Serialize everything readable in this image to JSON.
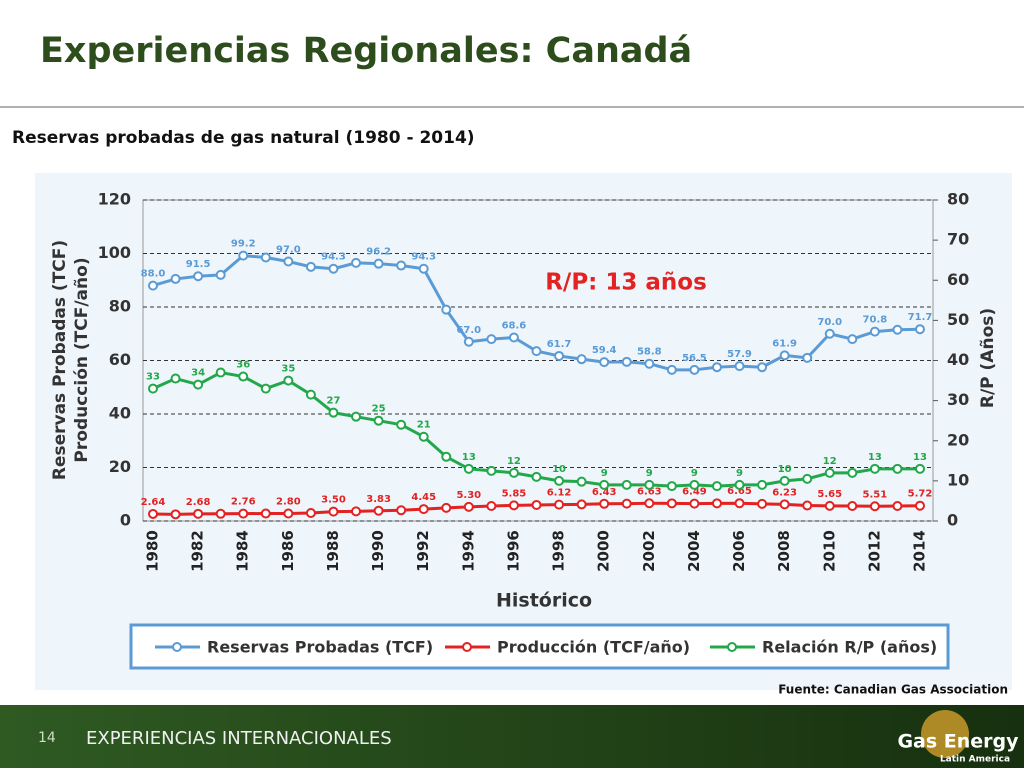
{
  "title": "Experiencias Regionales: Canadá",
  "subtitle": "Reservas probadas de gas natural (1980 - 2014)",
  "source": "Fuente: Canadian Gas Association",
  "footer": {
    "section": "EXPERIENCIAS INTERNACIONALES",
    "page": "14",
    "logo": "Gas Energy",
    "logo_sub": "Latin America"
  },
  "chart_data": {
    "type": "line",
    "x_label": "Histórico",
    "y_label": [
      "Reservas Probadas (TCF)",
      "Producción (TCF/año)"
    ],
    "y2_label": "R/P (Años)",
    "annotation": "R/P: 13 años",
    "categories": [
      "1980",
      null,
      "1982",
      null,
      "1984",
      null,
      "1986",
      null,
      "1988",
      null,
      "1990",
      null,
      "1992",
      null,
      "1994",
      null,
      "1996",
      null,
      "1998",
      null,
      "2000",
      null,
      "2002",
      null,
      "2004",
      null,
      "2006",
      null,
      "2008",
      null,
      "2010",
      null,
      "2012",
      null,
      "2014"
    ],
    "ylim": [
      0,
      120
    ],
    "yticks": [
      0,
      20,
      40,
      60,
      80,
      100,
      120
    ],
    "y2lim": [
      0,
      80
    ],
    "y2ticks": [
      0,
      10,
      20,
      30,
      40,
      50,
      60,
      70,
      80
    ],
    "grid": true,
    "series": [
      {
        "name": "Reservas Probadas (TCF)",
        "color": "#5b9bd5",
        "values": [
          88.0,
          90.5,
          91.5,
          92.0,
          99.2,
          98.5,
          97.0,
          95.0,
          94.3,
          96.5,
          96.2,
          95.5,
          94.3,
          79.0,
          67.0,
          68.0,
          68.6,
          63.5,
          61.7,
          60.5,
          59.4,
          59.5,
          58.8,
          56.5,
          56.5,
          57.5,
          57.9,
          57.5,
          61.9,
          61.0,
          70.0,
          68.0,
          70.8,
          71.5,
          71.7
        ],
        "value_labels": [
          "88.0",
          null,
          "91.5",
          null,
          "99.2",
          null,
          "97.0",
          null,
          "94.3",
          null,
          "96.2",
          null,
          "94.3",
          null,
          "67.0",
          null,
          "68.6",
          null,
          "61.7",
          null,
          "59.4",
          null,
          "58.8",
          null,
          "56.5",
          null,
          "57.9",
          null,
          "61.9",
          null,
          "70.0",
          null,
          "70.8",
          null,
          "71.7"
        ]
      },
      {
        "name": "Producción (TCF/año)",
        "color": "#e32222",
        "values": [
          2.64,
          2.5,
          2.68,
          2.7,
          2.76,
          2.8,
          2.8,
          3.0,
          3.5,
          3.6,
          3.83,
          4.0,
          4.45,
          4.9,
          5.3,
          5.6,
          5.85,
          6.0,
          6.12,
          6.2,
          6.43,
          6.5,
          6.63,
          6.6,
          6.49,
          6.6,
          6.65,
          6.4,
          6.23,
          5.8,
          5.65,
          5.6,
          5.51,
          5.6,
          5.72
        ],
        "value_labels": [
          "2.64",
          null,
          "2.68",
          null,
          "2.76",
          null,
          "2.80",
          null,
          "3.50",
          null,
          "3.83",
          null,
          "4.45",
          null,
          "5.30",
          null,
          "5.85",
          null,
          "6.12",
          null,
          "6.43",
          null,
          "6.63",
          null,
          "6.49",
          null,
          "6.65",
          null,
          "6.23",
          null,
          "5.65",
          null,
          "5.51",
          null,
          "5.72"
        ]
      },
      {
        "name": "Relación R/P (años)",
        "color": "#22a84a",
        "axis": "y2",
        "values": [
          33,
          35.5,
          34,
          37,
          36,
          33,
          35,
          31.5,
          27,
          26,
          25,
          24,
          21,
          16,
          13,
          12.5,
          12,
          11,
          10,
          9.8,
          9,
          9,
          9,
          8.7,
          9,
          8.7,
          9,
          9,
          10,
          10.5,
          12,
          12,
          13,
          13,
          13
        ],
        "value_labels": [
          "33",
          null,
          "34",
          null,
          "36",
          null,
          "35",
          null,
          "27",
          null,
          "25",
          null,
          "21",
          null,
          "13",
          null,
          "12",
          null,
          "10",
          null,
          "9",
          null,
          "9",
          null,
          "9",
          null,
          "9",
          null,
          "10",
          null,
          "12",
          null,
          "13",
          null,
          "13"
        ]
      }
    ]
  }
}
==================================================
Required work> Leave out the pictures and copy the rest of the material above exactly.

Result of this task>
Serialize everything readable in this image to JSON.
{
  "title": "Experiencias Regionales: Canadá",
  "subtitle": "Reservas probadas de gas natural (1980 - 2014)",
  "source": "Fuente: Canadian Gas Association",
  "footer": {
    "section": "EXPERIENCIAS INTERNACIONALES",
    "page": "14",
    "logo": "Gas Energy",
    "logo_sub": "Latin America"
  },
  "chart_data": {
    "type": "line",
    "x_label": "Histórico",
    "y_label": [
      "Reservas Probadas (TCF)",
      "Producción (TCF/año)"
    ],
    "y2_label": "R/P (Años)",
    "annotation": "R/P: 13 años",
    "categories": [
      "1980",
      null,
      "1982",
      null,
      "1984",
      null,
      "1986",
      null,
      "1988",
      null,
      "1990",
      null,
      "1992",
      null,
      "1994",
      null,
      "1996",
      null,
      "1998",
      null,
      "2000",
      null,
      "2002",
      null,
      "2004",
      null,
      "2006",
      null,
      "2008",
      null,
      "2010",
      null,
      "2012",
      null,
      "2014"
    ],
    "ylim": [
      0,
      120
    ],
    "yticks": [
      0,
      20,
      40,
      60,
      80,
      100,
      120
    ],
    "y2lim": [
      0,
      80
    ],
    "y2ticks": [
      0,
      10,
      20,
      30,
      40,
      50,
      60,
      70,
      80
    ],
    "grid": true,
    "series": [
      {
        "name": "Reservas Probadas (TCF)",
        "color": "#5b9bd5",
        "values": [
          88.0,
          90.5,
          91.5,
          92.0,
          99.2,
          98.5,
          97.0,
          95.0,
          94.3,
          96.5,
          96.2,
          95.5,
          94.3,
          79.0,
          67.0,
          68.0,
          68.6,
          63.5,
          61.7,
          60.5,
          59.4,
          59.5,
          58.8,
          56.5,
          56.5,
          57.5,
          57.9,
          57.5,
          61.9,
          61.0,
          70.0,
          68.0,
          70.8,
          71.5,
          71.7
        ],
        "value_labels": [
          "88.0",
          null,
          "91.5",
          null,
          "99.2",
          null,
          "97.0",
          null,
          "94.3",
          null,
          "96.2",
          null,
          "94.3",
          null,
          "67.0",
          null,
          "68.6",
          null,
          "61.7",
          null,
          "59.4",
          null,
          "58.8",
          null,
          "56.5",
          null,
          "57.9",
          null,
          "61.9",
          null,
          "70.0",
          null,
          "70.8",
          null,
          "71.7"
        ]
      },
      {
        "name": "Producción (TCF/año)",
        "color": "#e32222",
        "values": [
          2.64,
          2.5,
          2.68,
          2.7,
          2.76,
          2.8,
          2.8,
          3.0,
          3.5,
          3.6,
          3.83,
          4.0,
          4.45,
          4.9,
          5.3,
          5.6,
          5.85,
          6.0,
          6.12,
          6.2,
          6.43,
          6.5,
          6.63,
          6.6,
          6.49,
          6.6,
          6.65,
          6.4,
          6.23,
          5.8,
          5.65,
          5.6,
          5.51,
          5.6,
          5.72
        ],
        "value_labels": [
          "2.64",
          null,
          "2.68",
          null,
          "2.76",
          null,
          "2.80",
          null,
          "3.50",
          null,
          "3.83",
          null,
          "4.45",
          null,
          "5.30",
          null,
          "5.85",
          null,
          "6.12",
          null,
          "6.43",
          null,
          "6.63",
          null,
          "6.49",
          null,
          "6.65",
          null,
          "6.23",
          null,
          "5.65",
          null,
          "5.51",
          null,
          "5.72"
        ]
      },
      {
        "name": "Relación R/P (años)",
        "color": "#22a84a",
        "axis": "y2",
        "values": [
          33,
          35.5,
          34,
          37,
          36,
          33,
          35,
          31.5,
          27,
          26,
          25,
          24,
          21,
          16,
          13,
          12.5,
          12,
          11,
          10,
          9.8,
          9,
          9,
          9,
          8.7,
          9,
          8.7,
          9,
          9,
          10,
          10.5,
          12,
          12,
          13,
          13,
          13
        ],
        "value_labels": [
          "33",
          null,
          "34",
          null,
          "36",
          null,
          "35",
          null,
          "27",
          null,
          "25",
          null,
          "21",
          null,
          "13",
          null,
          "12",
          null,
          "10",
          null,
          "9",
          null,
          "9",
          null,
          "9",
          null,
          "9",
          null,
          "10",
          null,
          "12",
          null,
          "13",
          null,
          "13"
        ]
      }
    ]
  }
}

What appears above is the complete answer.